▽

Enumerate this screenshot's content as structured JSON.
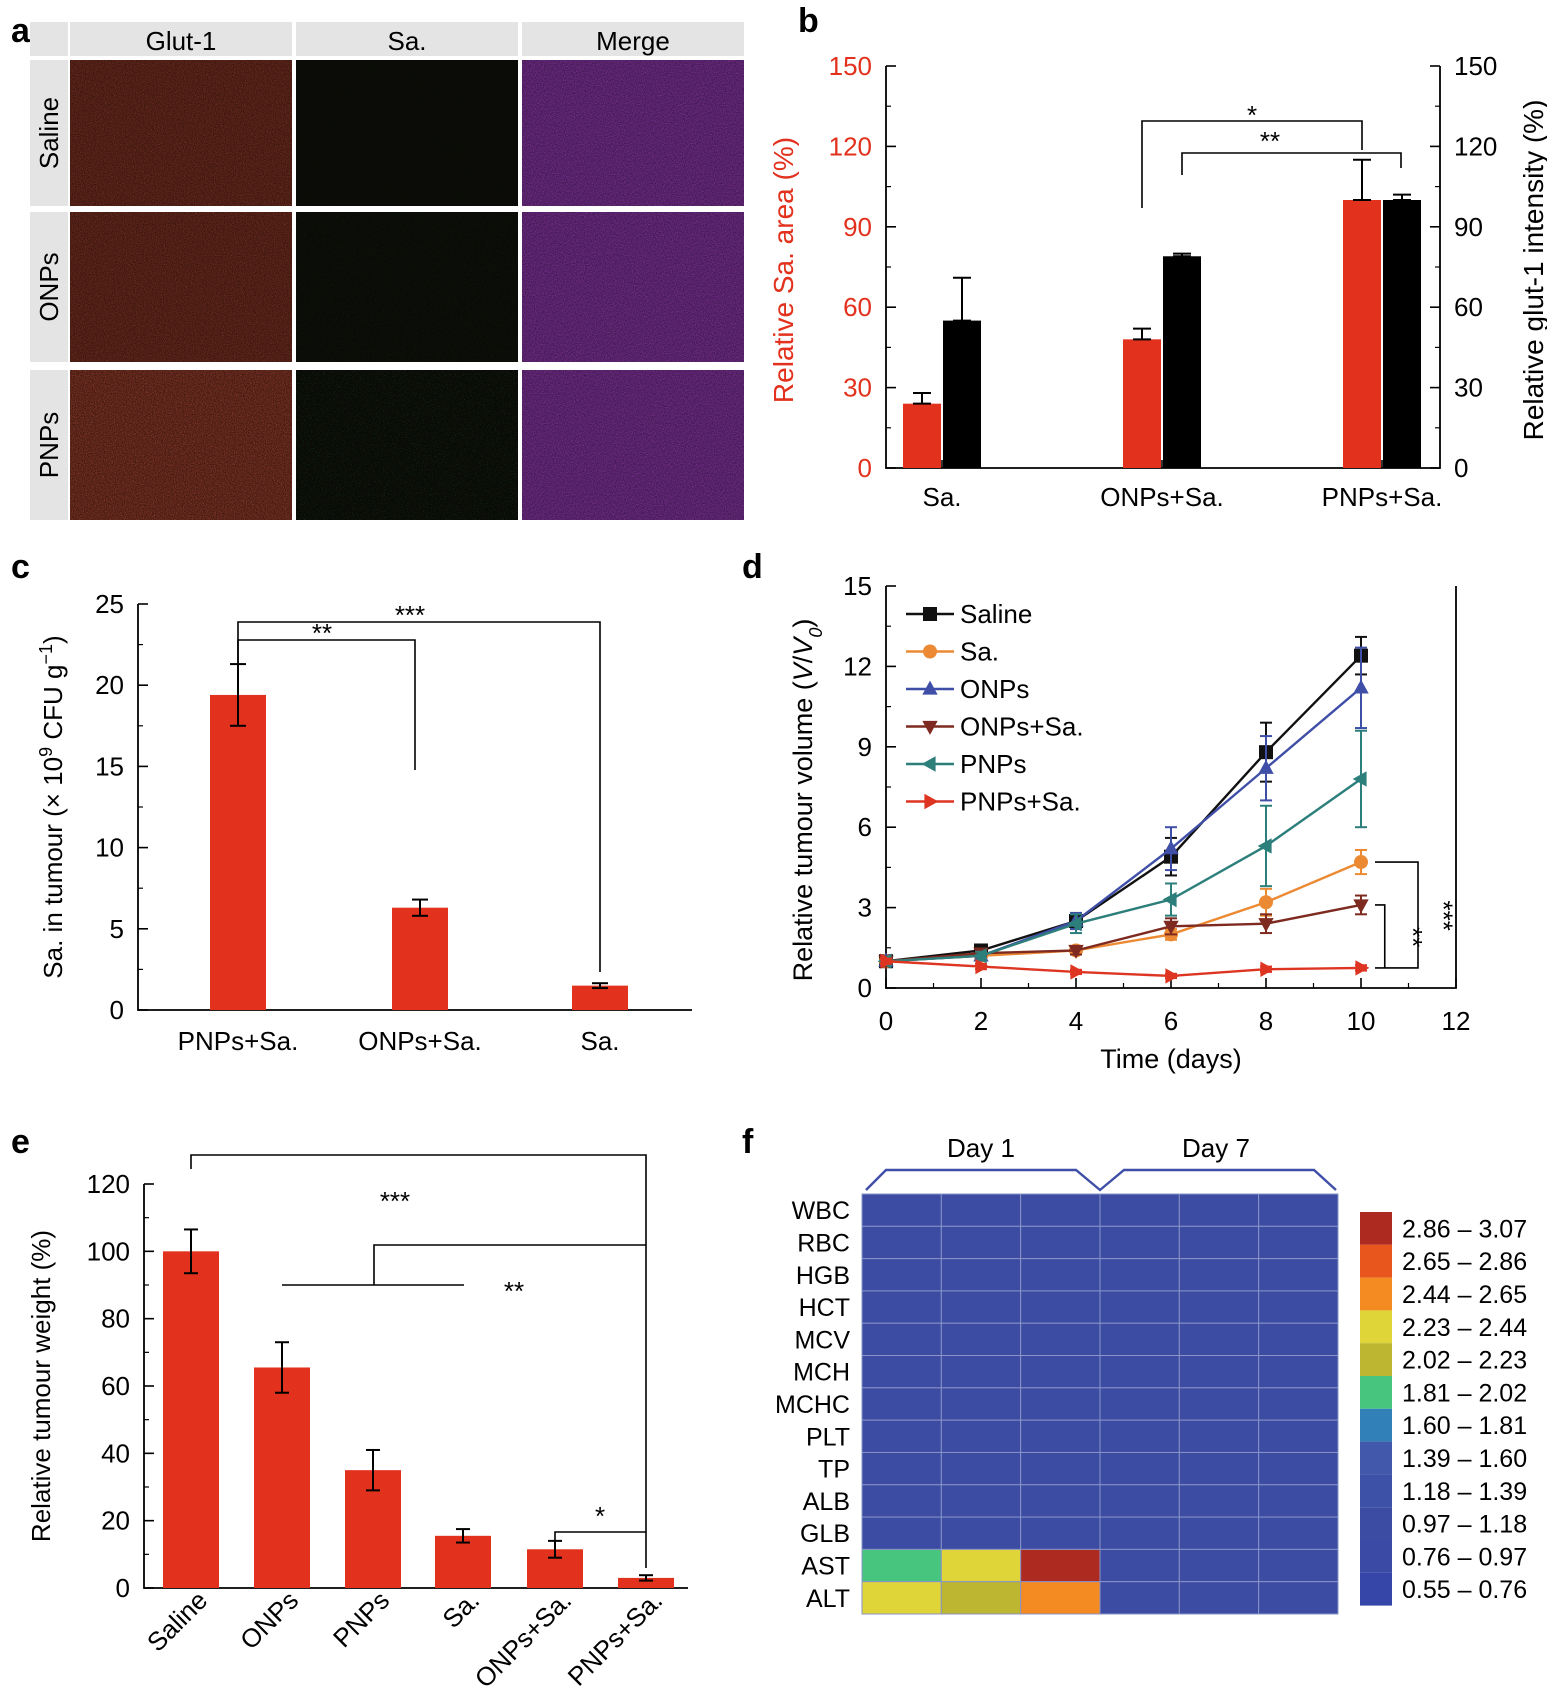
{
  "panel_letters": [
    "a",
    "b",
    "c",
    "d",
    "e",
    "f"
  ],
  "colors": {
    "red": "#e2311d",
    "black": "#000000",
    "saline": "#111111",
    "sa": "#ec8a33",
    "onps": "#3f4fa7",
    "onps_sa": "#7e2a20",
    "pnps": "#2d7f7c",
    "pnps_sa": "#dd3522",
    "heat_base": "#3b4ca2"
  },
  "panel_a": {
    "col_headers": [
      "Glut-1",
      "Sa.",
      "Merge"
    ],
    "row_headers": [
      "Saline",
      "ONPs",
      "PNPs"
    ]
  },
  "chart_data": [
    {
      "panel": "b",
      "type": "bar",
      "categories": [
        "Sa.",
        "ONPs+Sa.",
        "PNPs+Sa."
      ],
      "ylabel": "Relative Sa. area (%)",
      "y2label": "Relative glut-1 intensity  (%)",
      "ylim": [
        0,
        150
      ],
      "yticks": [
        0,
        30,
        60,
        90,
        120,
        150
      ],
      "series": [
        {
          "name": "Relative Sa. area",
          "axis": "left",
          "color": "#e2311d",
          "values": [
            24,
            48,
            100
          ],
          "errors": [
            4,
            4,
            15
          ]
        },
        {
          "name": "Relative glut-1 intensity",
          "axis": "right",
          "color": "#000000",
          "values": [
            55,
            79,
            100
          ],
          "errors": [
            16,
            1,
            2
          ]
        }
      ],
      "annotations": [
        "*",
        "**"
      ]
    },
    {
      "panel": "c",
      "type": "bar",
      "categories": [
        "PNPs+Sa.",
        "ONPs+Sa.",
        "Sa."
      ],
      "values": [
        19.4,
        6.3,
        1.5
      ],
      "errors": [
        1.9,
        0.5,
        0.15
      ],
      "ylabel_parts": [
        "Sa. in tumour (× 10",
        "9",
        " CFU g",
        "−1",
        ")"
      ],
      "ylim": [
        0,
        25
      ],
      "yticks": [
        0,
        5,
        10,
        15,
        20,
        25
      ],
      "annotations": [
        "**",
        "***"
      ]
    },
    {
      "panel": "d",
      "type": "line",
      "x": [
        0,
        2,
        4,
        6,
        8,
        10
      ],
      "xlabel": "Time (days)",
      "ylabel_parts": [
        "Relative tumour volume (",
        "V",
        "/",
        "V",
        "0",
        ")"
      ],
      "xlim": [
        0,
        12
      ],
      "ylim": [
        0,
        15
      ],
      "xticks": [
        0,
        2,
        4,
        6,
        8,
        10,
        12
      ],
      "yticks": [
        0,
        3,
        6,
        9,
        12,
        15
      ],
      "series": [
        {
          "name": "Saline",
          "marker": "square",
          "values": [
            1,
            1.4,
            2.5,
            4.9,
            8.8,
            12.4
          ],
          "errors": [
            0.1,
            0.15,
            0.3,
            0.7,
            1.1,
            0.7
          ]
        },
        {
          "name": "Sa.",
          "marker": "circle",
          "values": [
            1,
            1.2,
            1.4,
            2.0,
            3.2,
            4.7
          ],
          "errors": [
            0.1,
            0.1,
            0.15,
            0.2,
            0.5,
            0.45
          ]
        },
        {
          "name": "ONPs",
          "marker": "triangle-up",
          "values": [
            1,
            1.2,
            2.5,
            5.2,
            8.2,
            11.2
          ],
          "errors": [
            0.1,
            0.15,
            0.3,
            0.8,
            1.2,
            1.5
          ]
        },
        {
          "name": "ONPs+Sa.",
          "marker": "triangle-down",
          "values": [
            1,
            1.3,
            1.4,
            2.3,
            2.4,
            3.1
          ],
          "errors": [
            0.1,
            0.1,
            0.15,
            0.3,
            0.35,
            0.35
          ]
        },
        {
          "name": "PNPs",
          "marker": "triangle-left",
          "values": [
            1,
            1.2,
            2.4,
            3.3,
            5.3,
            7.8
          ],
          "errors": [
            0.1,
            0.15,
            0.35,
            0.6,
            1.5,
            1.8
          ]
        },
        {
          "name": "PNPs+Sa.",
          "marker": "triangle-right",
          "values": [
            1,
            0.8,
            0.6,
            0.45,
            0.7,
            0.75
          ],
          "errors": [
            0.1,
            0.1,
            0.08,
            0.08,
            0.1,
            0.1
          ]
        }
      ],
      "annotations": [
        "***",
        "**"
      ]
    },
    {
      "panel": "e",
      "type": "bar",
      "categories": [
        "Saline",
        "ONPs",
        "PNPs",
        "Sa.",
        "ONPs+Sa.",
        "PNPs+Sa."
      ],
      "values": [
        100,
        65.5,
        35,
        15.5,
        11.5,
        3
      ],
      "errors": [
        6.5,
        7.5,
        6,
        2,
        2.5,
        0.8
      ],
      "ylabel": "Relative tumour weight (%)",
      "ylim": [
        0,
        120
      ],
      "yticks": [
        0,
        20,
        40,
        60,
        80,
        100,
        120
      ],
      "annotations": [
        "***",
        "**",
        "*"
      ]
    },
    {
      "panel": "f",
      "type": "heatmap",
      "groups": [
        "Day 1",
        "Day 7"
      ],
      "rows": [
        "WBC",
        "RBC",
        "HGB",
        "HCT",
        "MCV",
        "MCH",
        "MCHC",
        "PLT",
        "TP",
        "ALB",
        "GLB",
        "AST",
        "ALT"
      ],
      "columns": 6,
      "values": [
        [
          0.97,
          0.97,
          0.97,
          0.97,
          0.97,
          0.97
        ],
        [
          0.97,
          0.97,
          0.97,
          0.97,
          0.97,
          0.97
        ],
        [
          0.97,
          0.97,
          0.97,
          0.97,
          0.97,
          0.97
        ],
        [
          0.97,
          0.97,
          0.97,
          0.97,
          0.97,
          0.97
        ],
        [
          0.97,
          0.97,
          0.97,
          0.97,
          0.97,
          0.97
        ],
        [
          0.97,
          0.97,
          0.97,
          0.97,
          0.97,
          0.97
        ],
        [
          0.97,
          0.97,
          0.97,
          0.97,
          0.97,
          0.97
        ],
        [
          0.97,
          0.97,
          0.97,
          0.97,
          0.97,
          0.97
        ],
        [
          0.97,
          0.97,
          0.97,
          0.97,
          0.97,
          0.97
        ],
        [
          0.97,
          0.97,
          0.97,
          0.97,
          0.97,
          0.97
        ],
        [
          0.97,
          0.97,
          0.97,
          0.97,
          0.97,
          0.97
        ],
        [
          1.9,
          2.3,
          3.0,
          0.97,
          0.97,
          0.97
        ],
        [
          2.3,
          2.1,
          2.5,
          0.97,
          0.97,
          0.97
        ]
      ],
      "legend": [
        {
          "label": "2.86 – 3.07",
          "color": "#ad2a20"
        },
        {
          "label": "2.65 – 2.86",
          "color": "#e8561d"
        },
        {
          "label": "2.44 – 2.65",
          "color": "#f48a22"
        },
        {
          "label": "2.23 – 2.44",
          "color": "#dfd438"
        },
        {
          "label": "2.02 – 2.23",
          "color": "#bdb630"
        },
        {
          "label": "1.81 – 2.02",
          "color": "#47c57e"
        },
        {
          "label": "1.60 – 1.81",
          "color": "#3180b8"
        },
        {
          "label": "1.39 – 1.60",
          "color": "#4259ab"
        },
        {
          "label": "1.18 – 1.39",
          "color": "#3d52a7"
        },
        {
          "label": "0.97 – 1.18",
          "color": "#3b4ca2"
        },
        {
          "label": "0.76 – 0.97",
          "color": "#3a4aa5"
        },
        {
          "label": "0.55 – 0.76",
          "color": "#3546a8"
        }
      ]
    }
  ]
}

△
▽

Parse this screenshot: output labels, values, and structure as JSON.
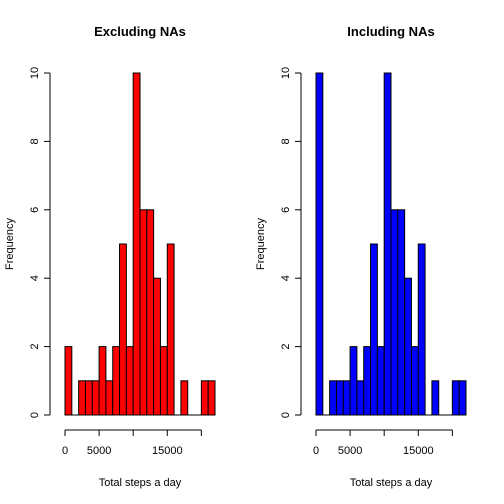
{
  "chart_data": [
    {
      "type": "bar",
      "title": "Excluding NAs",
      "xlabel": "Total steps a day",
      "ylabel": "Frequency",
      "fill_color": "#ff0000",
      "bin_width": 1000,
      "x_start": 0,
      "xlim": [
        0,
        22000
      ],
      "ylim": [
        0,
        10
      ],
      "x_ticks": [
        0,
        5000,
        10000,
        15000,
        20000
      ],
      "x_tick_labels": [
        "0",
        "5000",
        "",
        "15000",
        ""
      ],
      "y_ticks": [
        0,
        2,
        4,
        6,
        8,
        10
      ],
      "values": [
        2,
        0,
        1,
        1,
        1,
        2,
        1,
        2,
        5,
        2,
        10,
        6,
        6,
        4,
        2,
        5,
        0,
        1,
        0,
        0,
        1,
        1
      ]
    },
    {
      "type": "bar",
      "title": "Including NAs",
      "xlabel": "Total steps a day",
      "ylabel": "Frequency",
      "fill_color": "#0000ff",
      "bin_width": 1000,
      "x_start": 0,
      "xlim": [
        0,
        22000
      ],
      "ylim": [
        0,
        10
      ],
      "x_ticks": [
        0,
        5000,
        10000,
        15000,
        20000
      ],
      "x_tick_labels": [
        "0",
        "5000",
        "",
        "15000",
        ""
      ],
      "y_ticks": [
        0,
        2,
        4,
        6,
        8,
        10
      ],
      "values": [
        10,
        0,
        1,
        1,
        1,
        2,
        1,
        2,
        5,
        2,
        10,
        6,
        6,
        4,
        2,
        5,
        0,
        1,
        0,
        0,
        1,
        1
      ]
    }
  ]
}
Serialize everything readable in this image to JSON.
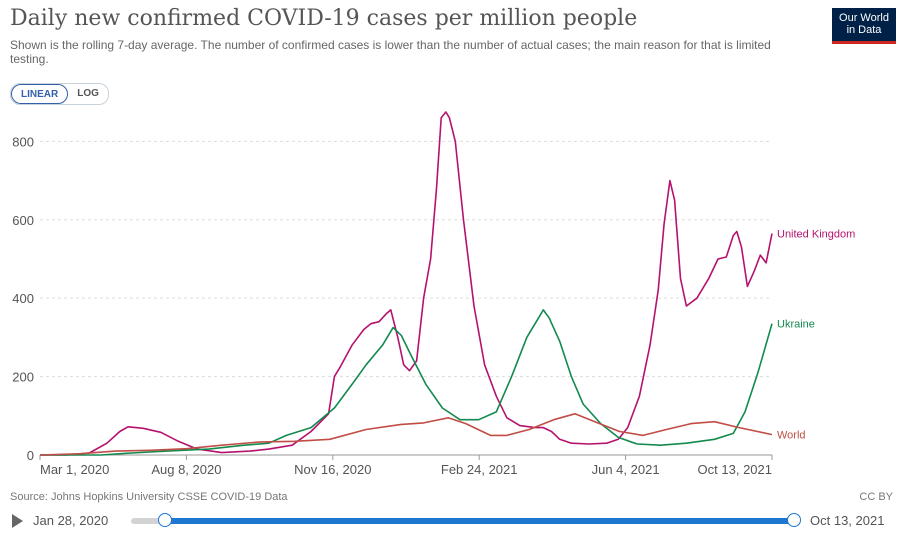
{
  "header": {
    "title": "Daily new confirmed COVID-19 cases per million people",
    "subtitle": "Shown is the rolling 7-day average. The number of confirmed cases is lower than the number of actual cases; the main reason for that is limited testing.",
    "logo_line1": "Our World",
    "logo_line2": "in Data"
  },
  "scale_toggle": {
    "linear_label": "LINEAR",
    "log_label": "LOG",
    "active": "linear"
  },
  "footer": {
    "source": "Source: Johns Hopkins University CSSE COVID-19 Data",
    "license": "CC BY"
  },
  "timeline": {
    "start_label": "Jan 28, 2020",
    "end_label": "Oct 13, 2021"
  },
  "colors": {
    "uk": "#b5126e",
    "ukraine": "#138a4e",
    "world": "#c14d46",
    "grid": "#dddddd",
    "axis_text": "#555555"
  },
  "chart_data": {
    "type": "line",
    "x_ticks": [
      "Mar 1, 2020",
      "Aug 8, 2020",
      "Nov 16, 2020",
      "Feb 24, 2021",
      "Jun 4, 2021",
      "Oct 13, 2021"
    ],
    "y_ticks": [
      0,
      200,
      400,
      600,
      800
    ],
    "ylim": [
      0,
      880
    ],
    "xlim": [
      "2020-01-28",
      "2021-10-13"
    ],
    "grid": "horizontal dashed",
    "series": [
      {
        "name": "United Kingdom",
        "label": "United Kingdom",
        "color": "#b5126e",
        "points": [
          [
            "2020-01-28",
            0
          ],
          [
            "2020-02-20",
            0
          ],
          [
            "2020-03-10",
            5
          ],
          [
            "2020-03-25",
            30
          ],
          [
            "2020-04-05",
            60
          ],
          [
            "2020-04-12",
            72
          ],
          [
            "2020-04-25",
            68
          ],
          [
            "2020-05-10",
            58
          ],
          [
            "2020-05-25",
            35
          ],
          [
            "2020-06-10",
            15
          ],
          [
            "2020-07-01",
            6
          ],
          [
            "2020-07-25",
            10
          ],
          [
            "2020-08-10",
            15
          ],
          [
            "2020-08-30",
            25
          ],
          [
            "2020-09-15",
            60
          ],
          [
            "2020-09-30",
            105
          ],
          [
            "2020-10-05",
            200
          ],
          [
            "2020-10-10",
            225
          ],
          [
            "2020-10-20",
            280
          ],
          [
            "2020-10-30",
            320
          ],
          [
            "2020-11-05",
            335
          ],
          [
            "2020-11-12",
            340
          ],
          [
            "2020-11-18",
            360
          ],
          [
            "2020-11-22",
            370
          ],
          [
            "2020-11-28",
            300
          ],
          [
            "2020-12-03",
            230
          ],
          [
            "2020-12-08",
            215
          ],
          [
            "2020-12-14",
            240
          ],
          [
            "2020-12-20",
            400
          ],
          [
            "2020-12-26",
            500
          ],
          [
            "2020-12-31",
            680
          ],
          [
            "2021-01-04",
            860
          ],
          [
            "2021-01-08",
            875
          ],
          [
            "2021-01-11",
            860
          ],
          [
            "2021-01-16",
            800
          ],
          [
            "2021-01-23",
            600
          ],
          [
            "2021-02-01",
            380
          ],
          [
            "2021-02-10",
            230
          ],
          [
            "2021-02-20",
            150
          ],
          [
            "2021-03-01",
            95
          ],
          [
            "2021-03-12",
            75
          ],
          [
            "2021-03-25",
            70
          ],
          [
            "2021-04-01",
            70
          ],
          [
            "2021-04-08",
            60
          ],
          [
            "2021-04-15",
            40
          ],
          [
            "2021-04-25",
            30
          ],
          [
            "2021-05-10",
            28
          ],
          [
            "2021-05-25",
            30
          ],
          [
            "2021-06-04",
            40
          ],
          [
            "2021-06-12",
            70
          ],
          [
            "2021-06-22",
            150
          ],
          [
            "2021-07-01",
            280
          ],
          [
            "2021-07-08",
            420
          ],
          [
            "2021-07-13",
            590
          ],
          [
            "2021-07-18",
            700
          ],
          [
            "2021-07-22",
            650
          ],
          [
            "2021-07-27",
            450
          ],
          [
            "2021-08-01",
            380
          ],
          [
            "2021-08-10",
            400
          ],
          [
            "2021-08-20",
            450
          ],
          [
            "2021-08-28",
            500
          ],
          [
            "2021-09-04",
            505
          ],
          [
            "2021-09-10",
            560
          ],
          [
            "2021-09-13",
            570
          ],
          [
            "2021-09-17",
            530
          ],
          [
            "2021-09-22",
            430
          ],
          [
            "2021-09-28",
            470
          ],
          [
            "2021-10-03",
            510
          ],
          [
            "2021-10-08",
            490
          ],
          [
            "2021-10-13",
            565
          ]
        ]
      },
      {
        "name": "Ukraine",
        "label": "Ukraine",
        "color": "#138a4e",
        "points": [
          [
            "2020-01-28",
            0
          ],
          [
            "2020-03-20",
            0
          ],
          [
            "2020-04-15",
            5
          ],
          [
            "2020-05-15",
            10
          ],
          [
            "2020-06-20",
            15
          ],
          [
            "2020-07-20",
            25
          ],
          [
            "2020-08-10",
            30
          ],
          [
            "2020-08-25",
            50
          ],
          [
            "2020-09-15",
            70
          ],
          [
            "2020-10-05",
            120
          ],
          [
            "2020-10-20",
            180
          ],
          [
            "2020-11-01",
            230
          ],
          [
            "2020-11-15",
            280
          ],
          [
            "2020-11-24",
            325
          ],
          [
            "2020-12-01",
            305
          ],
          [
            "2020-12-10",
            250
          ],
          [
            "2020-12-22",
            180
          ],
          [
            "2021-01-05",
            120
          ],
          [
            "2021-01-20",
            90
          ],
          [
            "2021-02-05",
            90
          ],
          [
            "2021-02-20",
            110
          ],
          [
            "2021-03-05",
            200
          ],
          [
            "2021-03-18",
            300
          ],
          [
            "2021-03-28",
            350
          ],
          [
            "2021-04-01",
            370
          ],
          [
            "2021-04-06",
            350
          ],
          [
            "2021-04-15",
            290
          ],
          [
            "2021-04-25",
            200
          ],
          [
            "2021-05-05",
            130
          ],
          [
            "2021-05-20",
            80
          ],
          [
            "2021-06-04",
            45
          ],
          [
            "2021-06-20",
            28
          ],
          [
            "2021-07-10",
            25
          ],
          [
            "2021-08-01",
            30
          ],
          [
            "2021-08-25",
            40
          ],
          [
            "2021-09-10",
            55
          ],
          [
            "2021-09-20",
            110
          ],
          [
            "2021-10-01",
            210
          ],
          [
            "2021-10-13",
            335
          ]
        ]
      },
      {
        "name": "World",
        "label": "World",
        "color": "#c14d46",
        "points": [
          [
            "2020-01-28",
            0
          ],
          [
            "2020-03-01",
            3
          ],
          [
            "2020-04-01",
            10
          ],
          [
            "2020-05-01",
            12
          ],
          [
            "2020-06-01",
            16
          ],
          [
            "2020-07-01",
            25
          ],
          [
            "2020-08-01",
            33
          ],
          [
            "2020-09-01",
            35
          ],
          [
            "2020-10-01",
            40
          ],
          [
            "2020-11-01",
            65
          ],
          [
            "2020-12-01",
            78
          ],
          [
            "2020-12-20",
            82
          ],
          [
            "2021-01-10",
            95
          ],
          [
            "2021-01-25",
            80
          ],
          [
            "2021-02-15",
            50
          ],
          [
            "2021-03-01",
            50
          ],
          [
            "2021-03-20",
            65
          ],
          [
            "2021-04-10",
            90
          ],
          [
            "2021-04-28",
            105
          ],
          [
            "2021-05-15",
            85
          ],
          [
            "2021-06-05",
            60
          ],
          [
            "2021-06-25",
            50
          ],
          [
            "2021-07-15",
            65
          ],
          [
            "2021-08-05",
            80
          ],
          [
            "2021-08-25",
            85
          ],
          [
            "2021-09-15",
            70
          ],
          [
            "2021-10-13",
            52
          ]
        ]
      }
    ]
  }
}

△

#### THE TASK:
Write down the number of lines where the word "COVID" appears, and nothing further.

#### PROBLEM SOLUTION:
2